■ **LISTING**:
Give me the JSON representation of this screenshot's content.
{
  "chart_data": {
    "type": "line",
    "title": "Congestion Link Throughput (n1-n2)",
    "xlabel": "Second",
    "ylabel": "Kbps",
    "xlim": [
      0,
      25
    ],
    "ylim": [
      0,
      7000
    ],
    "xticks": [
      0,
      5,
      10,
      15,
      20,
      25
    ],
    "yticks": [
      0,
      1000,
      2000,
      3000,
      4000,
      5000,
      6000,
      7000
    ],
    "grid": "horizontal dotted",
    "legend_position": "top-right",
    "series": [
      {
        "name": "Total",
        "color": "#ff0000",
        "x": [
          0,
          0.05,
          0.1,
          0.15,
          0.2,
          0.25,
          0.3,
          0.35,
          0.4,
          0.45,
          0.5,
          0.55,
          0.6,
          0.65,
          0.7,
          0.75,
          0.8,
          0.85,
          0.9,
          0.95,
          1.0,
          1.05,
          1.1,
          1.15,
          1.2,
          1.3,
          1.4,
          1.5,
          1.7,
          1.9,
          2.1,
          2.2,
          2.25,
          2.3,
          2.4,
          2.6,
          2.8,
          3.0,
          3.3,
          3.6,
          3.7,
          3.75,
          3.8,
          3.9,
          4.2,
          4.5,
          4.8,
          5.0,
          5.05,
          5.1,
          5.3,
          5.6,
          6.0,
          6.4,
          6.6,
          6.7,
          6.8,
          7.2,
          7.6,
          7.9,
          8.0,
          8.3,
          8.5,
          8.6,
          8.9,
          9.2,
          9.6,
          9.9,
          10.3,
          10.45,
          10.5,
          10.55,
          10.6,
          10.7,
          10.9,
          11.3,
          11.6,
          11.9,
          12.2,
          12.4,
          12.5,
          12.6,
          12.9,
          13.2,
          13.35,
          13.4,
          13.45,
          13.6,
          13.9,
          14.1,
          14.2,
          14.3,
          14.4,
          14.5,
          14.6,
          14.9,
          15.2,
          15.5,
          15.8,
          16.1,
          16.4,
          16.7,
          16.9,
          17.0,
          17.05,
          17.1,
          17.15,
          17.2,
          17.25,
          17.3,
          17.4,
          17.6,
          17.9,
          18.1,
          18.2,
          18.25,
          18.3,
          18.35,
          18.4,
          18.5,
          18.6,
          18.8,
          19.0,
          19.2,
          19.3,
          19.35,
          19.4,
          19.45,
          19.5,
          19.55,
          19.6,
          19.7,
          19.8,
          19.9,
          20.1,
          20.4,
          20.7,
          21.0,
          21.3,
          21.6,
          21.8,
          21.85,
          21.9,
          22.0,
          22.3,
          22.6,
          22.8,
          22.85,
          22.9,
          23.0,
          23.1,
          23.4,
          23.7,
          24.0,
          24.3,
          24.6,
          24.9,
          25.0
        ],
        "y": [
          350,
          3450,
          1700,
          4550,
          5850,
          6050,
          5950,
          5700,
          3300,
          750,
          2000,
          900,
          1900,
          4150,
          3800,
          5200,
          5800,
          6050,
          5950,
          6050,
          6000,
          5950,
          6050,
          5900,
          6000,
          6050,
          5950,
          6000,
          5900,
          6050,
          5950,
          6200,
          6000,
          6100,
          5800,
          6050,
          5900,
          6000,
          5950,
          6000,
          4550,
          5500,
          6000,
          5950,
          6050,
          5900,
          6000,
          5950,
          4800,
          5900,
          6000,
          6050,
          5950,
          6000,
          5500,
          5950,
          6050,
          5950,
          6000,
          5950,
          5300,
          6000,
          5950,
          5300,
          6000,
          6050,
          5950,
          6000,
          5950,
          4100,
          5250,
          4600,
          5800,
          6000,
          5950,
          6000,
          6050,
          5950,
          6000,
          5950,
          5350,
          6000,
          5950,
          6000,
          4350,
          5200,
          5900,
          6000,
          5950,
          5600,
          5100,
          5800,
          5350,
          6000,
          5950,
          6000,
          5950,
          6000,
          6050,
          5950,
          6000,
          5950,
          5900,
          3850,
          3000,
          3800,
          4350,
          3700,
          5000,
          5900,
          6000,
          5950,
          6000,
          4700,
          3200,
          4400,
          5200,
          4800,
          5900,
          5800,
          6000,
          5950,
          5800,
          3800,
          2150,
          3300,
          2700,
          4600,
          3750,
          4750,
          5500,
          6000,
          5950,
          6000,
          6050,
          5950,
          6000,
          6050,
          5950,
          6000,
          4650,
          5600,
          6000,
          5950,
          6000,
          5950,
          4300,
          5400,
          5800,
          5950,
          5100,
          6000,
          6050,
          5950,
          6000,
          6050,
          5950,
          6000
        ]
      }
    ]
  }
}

■ **THE REQUEST**: All records above must be set down exactly, please.

■ **TASK ANSWER**:
Give me the JSON representation of this screenshot's content.
{
  "chart_data": {
    "type": "line",
    "title": "Congestion Link Throughput (n1-n2)",
    "xlabel": "Second",
    "ylabel": "Kbps",
    "xlim": [
      0,
      25
    ],
    "ylim": [
      0,
      7000
    ],
    "xticks": [
      0,
      5,
      10,
      15,
      20,
      25
    ],
    "yticks": [
      0,
      1000,
      2000,
      3000,
      4000,
      5000,
      6000,
      7000
    ],
    "grid": "horizontal dotted",
    "legend_position": "top-right",
    "series": [
      {
        "name": "Total",
        "color": "#ff0000",
        "x": [
          0,
          0.05,
          0.1,
          0.15,
          0.2,
          0.25,
          0.3,
          0.35,
          0.4,
          0.45,
          0.5,
          0.55,
          0.6,
          0.65,
          0.7,
          0.75,
          0.8,
          0.85,
          0.9,
          0.95,
          1.0,
          1.05,
          1.1,
          1.15,
          1.2,
          1.3,
          1.4,
          1.5,
          1.7,
          1.9,
          2.1,
          2.2,
          2.25,
          2.3,
          2.4,
          2.6,
          2.8,
          3.0,
          3.3,
          3.6,
          3.7,
          3.75,
          3.8,
          3.9,
          4.2,
          4.5,
          4.8,
          5.0,
          5.05,
          5.1,
          5.3,
          5.6,
          6.0,
          6.4,
          6.6,
          6.7,
          6.8,
          7.2,
          7.6,
          7.9,
          8.0,
          8.3,
          8.5,
          8.6,
          8.9,
          9.2,
          9.6,
          9.9,
          10.3,
          10.45,
          10.5,
          10.55,
          10.6,
          10.7,
          10.9,
          11.3,
          11.6,
          11.9,
          12.2,
          12.4,
          12.5,
          12.6,
          12.9,
          13.2,
          13.35,
          13.4,
          13.45,
          13.6,
          13.9,
          14.1,
          14.2,
          14.3,
          14.4,
          14.5,
          14.6,
          14.9,
          15.2,
          15.5,
          15.8,
          16.1,
          16.4,
          16.7,
          16.9,
          17.0,
          17.05,
          17.1,
          17.15,
          17.2,
          17.25,
          17.3,
          17.4,
          17.6,
          17.9,
          18.1,
          18.2,
          18.25,
          18.3,
          18.35,
          18.4,
          18.5,
          18.6,
          18.8,
          19.0,
          19.2,
          19.3,
          19.35,
          19.4,
          19.45,
          19.5,
          19.55,
          19.6,
          19.7,
          19.8,
          19.9,
          20.1,
          20.4,
          20.7,
          21.0,
          21.3,
          21.6,
          21.8,
          21.85,
          21.9,
          22.0,
          22.3,
          22.6,
          22.8,
          22.85,
          22.9,
          23.0,
          23.1,
          23.4,
          23.7,
          24.0,
          24.3,
          24.6,
          24.9,
          25.0
        ],
        "y": [
          350,
          3450,
          1700,
          4550,
          5850,
          6050,
          5950,
          5700,
          3300,
          750,
          2000,
          900,
          1900,
          4150,
          3800,
          5200,
          5800,
          6050,
          5950,
          6050,
          6000,
          5950,
          6050,
          5900,
          6000,
          6050,
          5950,
          6000,
          5900,
          6050,
          5950,
          6200,
          6000,
          6100,
          5800,
          6050,
          5900,
          6000,
          5950,
          6000,
          4550,
          5500,
          6000,
          5950,
          6050,
          5900,
          6000,
          5950,
          4800,
          5900,
          6000,
          6050,
          5950,
          6000,
          5500,
          5950,
          6050,
          5950,
          6000,
          5950,
          5300,
          6000,
          5950,
          5300,
          6000,
          6050,
          5950,
          6000,
          5950,
          4100,
          5250,
          4600,
          5800,
          6000,
          5950,
          6000,
          6050,
          5950,
          6000,
          5950,
          5350,
          6000,
          5950,
          6000,
          4350,
          5200,
          5900,
          6000,
          5950,
          5600,
          5100,
          5800,
          5350,
          6000,
          5950,
          6000,
          5950,
          6000,
          6050,
          5950,
          6000,
          5950,
          5900,
          3850,
          3000,
          3800,
          4350,
          3700,
          5000,
          5900,
          6000,
          5950,
          6000,
          4700,
          3200,
          4400,
          5200,
          4800,
          5900,
          5800,
          6000,
          5950,
          5800,
          3800,
          2150,
          3300,
          2700,
          4600,
          3750,
          4750,
          5500,
          6000,
          5950,
          6000,
          6050,
          5950,
          6000,
          6050,
          5950,
          6000,
          4650,
          5600,
          6000,
          5950,
          6000,
          5950,
          4300,
          5400,
          5800,
          5950,
          5100,
          6000,
          6050,
          5950,
          6000,
          6050,
          5950,
          6000
        ]
      }
    ]
  }
}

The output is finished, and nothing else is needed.